▶ PROMPT
Would you return the complete listing below word for word?

▶ DATA FOR THIS EXERCISE
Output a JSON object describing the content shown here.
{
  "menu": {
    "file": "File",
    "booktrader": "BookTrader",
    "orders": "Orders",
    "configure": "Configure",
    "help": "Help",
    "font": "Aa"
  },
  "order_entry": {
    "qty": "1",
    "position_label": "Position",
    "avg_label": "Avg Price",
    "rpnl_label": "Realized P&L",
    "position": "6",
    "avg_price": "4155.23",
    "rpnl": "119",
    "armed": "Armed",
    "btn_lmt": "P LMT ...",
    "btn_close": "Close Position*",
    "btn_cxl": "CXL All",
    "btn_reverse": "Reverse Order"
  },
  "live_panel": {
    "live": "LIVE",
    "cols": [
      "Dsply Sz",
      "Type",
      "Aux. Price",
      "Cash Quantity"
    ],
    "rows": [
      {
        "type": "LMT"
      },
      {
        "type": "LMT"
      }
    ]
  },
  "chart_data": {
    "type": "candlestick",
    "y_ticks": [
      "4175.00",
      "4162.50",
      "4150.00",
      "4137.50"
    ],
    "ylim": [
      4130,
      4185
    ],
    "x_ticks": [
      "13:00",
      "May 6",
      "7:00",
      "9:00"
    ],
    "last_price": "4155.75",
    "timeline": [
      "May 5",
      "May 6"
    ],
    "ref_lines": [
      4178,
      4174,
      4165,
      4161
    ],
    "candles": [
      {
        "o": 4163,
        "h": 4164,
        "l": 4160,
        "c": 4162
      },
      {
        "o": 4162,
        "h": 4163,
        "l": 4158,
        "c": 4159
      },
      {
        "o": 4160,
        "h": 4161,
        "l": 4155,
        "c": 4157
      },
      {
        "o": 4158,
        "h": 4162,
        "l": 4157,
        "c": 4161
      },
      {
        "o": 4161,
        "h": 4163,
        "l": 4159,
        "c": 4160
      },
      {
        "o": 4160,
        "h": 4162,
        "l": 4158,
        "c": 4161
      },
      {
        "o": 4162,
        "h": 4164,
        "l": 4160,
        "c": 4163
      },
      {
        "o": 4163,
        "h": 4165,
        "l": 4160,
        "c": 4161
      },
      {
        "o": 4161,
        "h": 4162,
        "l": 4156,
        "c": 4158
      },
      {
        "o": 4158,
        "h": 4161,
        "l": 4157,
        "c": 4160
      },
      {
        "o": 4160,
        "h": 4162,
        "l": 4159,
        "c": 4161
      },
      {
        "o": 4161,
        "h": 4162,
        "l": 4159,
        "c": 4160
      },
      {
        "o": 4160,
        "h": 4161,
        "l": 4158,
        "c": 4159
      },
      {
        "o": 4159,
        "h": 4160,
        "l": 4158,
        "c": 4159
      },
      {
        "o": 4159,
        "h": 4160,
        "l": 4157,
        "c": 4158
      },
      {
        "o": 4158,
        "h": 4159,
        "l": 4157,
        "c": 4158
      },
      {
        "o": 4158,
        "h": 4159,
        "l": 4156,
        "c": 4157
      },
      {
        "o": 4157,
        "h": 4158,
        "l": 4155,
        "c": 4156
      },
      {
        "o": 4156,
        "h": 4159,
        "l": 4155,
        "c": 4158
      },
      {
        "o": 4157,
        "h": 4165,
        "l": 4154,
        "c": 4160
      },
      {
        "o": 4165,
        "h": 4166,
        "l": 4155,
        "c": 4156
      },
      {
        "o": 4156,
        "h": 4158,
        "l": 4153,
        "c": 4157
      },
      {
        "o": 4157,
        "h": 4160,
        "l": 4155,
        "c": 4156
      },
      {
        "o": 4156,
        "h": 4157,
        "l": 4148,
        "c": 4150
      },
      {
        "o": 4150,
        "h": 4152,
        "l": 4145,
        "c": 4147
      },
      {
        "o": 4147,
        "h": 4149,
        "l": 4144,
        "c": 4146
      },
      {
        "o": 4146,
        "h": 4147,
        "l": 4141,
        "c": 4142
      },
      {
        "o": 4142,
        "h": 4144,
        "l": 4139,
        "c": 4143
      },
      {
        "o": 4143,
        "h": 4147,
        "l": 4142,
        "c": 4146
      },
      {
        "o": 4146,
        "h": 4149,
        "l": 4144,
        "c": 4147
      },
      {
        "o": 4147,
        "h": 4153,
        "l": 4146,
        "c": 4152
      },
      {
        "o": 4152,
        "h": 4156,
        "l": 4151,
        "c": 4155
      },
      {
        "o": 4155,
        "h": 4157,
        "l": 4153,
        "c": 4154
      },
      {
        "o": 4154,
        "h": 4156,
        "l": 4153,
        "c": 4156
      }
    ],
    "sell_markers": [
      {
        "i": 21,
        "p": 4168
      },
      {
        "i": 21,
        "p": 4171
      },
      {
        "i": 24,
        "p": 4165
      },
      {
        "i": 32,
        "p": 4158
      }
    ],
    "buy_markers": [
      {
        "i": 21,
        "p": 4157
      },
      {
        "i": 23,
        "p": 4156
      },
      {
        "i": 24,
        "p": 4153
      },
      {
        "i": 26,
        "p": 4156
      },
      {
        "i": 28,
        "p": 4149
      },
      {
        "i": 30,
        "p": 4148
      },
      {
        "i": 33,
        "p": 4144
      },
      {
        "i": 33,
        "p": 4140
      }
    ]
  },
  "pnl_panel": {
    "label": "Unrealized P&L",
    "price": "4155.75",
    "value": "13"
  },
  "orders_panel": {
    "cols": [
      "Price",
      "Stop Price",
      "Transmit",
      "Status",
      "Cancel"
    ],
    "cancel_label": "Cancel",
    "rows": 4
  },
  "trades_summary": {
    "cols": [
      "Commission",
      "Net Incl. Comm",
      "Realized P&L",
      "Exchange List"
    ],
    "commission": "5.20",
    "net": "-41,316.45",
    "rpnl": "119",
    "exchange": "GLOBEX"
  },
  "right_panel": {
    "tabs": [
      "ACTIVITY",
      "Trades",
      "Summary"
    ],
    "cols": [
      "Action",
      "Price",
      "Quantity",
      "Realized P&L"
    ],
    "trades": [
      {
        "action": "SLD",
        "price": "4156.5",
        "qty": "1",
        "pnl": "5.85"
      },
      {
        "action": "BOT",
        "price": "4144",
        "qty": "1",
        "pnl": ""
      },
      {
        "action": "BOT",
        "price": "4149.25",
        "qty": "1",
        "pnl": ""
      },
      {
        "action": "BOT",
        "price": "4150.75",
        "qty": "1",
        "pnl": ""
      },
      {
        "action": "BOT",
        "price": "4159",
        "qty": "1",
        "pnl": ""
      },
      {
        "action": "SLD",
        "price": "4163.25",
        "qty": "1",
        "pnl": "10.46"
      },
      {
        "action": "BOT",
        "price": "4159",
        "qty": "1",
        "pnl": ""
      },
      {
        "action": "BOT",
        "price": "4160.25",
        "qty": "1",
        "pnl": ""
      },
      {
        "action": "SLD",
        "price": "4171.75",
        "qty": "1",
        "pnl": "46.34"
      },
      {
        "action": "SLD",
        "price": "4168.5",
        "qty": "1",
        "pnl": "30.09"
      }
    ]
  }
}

▶ RIGHT ANSWER
Output a JSON object describing the content shown here.
{
  "menu": {
    "file": "File",
    "booktrader": "BookTrader",
    "orders": "Orders",
    "configure": "Configure",
    "help": "Help",
    "font": "Aa"
  },
  "order_entry": {
    "qty": "1",
    "position_label": "Position",
    "avg_label": "Avg Price",
    "rpnl_label": "Realized P&L",
    "position": "6",
    "avg_price": "4155.23",
    "rpnl": "119",
    "armed": "Armed",
    "btn_lmt": "P LMT ...",
    "btn_close": "Close Position*",
    "btn_cxl": "CXL All",
    "btn_reverse": "Reverse Order"
  },
  "live_panel": {
    "live": "LIVE",
    "cols": [
      "Dsply Sz",
      "Type",
      "Aux. Price",
      "Cash Quantity"
    ],
    "rows": [
      {
        "type": "LMT"
      },
      {
        "type": "LMT"
      }
    ]
  },
  "chart_data": {
    "type": "candlestick",
    "y_ticks": [
      "4175.00",
      "4162.50",
      "4150.00",
      "4137.50"
    ],
    "ylim": [
      4130,
      4185
    ],
    "x_ticks": [
      "13:00",
      "May 6",
      "7:00",
      "9:00"
    ],
    "last_price": "4155.75",
    "timeline": [
      "May 5",
      "May 6"
    ],
    "ref_lines": [
      4178,
      4174,
      4165,
      4161
    ],
    "candles": [
      {
        "o": 4163,
        "h": 4164,
        "l": 4160,
        "c": 4162
      },
      {
        "o": 4162,
        "h": 4163,
        "l": 4158,
        "c": 4159
      },
      {
        "o": 4160,
        "h": 4161,
        "l": 4155,
        "c": 4157
      },
      {
        "o": 4158,
        "h": 4162,
        "l": 4157,
        "c": 4161
      },
      {
        "o": 4161,
        "h": 4163,
        "l": 4159,
        "c": 4160
      },
      {
        "o": 4160,
        "h": 4162,
        "l": 4158,
        "c": 4161
      },
      {
        "o": 4162,
        "h": 4164,
        "l": 4160,
        "c": 4163
      },
      {
        "o": 4163,
        "h": 4165,
        "l": 4160,
        "c": 4161
      },
      {
        "o": 4161,
        "h": 4162,
        "l": 4156,
        "c": 4158
      },
      {
        "o": 4158,
        "h": 4161,
        "l": 4157,
        "c": 4160
      },
      {
        "o": 4160,
        "h": 4162,
        "l": 4159,
        "c": 4161
      },
      {
        "o": 4161,
        "h": 4162,
        "l": 4159,
        "c": 4160
      },
      {
        "o": 4160,
        "h": 4161,
        "l": 4158,
        "c": 4159
      },
      {
        "o": 4159,
        "h": 4160,
        "l": 4158,
        "c": 4159
      },
      {
        "o": 4159,
        "h": 4160,
        "l": 4157,
        "c": 4158
      },
      {
        "o": 4158,
        "h": 4159,
        "l": 4157,
        "c": 4158
      },
      {
        "o": 4158,
        "h": 4159,
        "l": 4156,
        "c": 4157
      },
      {
        "o": 4157,
        "h": 4158,
        "l": 4155,
        "c": 4156
      },
      {
        "o": 4156,
        "h": 4159,
        "l": 4155,
        "c": 4158
      },
      {
        "o": 4157,
        "h": 4165,
        "l": 4154,
        "c": 4160
      },
      {
        "o": 4165,
        "h": 4166,
        "l": 4155,
        "c": 4156
      },
      {
        "o": 4156,
        "h": 4158,
        "l": 4153,
        "c": 4157
      },
      {
        "o": 4157,
        "h": 4160,
        "l": 4155,
        "c": 4156
      },
      {
        "o": 4156,
        "h": 4157,
        "l": 4148,
        "c": 4150
      },
      {
        "o": 4150,
        "h": 4152,
        "l": 4145,
        "c": 4147
      },
      {
        "o": 4147,
        "h": 4149,
        "l": 4144,
        "c": 4146
      },
      {
        "o": 4146,
        "h": 4147,
        "l": 4141,
        "c": 4142
      },
      {
        "o": 4142,
        "h": 4144,
        "l": 4139,
        "c": 4143
      },
      {
        "o": 4143,
        "h": 4147,
        "l": 4142,
        "c": 4146
      },
      {
        "o": 4146,
        "h": 4149,
        "l": 4144,
        "c": 4147
      },
      {
        "o": 4147,
        "h": 4153,
        "l": 4146,
        "c": 4152
      },
      {
        "o": 4152,
        "h": 4156,
        "l": 4151,
        "c": 4155
      },
      {
        "o": 4155,
        "h": 4157,
        "l": 4153,
        "c": 4154
      },
      {
        "o": 4154,
        "h": 4156,
        "l": 4153,
        "c": 4156
      }
    ],
    "sell_markers": [
      {
        "i": 21,
        "p": 4168
      },
      {
        "i": 21,
        "p": 4171
      },
      {
        "i": 24,
        "p": 4165
      },
      {
        "i": 32,
        "p": 4158
      }
    ],
    "buy_markers": [
      {
        "i": 21,
        "p": 4157
      },
      {
        "i": 23,
        "p": 4156
      },
      {
        "i": 24,
        "p": 4153
      },
      {
        "i": 26,
        "p": 4156
      },
      {
        "i": 28,
        "p": 4149
      },
      {
        "i": 30,
        "p": 4148
      },
      {
        "i": 33,
        "p": 4144
      },
      {
        "i": 33,
        "p": 4140
      }
    ]
  },
  "pnl_panel": {
    "label": "Unrealized P&L",
    "price": "4155.75",
    "value": "13"
  },
  "orders_panel": {
    "cols": [
      "Price",
      "Stop Price",
      "Transmit",
      "Status",
      "Cancel"
    ],
    "cancel_label": "Cancel",
    "rows": 4
  },
  "trades_summary": {
    "cols": [
      "Commission",
      "Net Incl. Comm",
      "Realized P&L",
      "Exchange List"
    ],
    "commission": "5.20",
    "net": "-41,316.45",
    "rpnl": "119",
    "exchange": "GLOBEX"
  },
  "right_panel": {
    "tabs": [
      "ACTIVITY",
      "Trades",
      "Summary"
    ],
    "cols": [
      "Action",
      "Price",
      "Quantity",
      "Realized P&L"
    ],
    "trades": [
      {
        "action": "SLD",
        "price": "4156.5",
        "qty": "1",
        "pnl": "5.85"
      },
      {
        "action": "BOT",
        "price": "4144",
        "qty": "1",
        "pnl": ""
      },
      {
        "action": "BOT",
        "price": "4149.25",
        "qty": "1",
        "pnl": ""
      },
      {
        "action": "BOT",
        "price": "4150.75",
        "qty": "1",
        "pnl": ""
      },
      {
        "action": "BOT",
        "price": "4159",
        "qty": "1",
        "pnl": ""
      },
      {
        "action": "SLD",
        "price": "4163.25",
        "qty": "1",
        "pnl": "10.46"
      },
      {
        "action": "BOT",
        "price": "4159",
        "qty": "1",
        "pnl": ""
      },
      {
        "action": "BOT",
        "price": "4160.25",
        "qty": "1",
        "pnl": ""
      },
      {
        "action": "SLD",
        "price": "4171.75",
        "qty": "1",
        "pnl": "46.34"
      },
      {
        "action": "SLD",
        "price": "4168.5",
        "qty": "1",
        "pnl": "30.09"
      }
    ]
  }
}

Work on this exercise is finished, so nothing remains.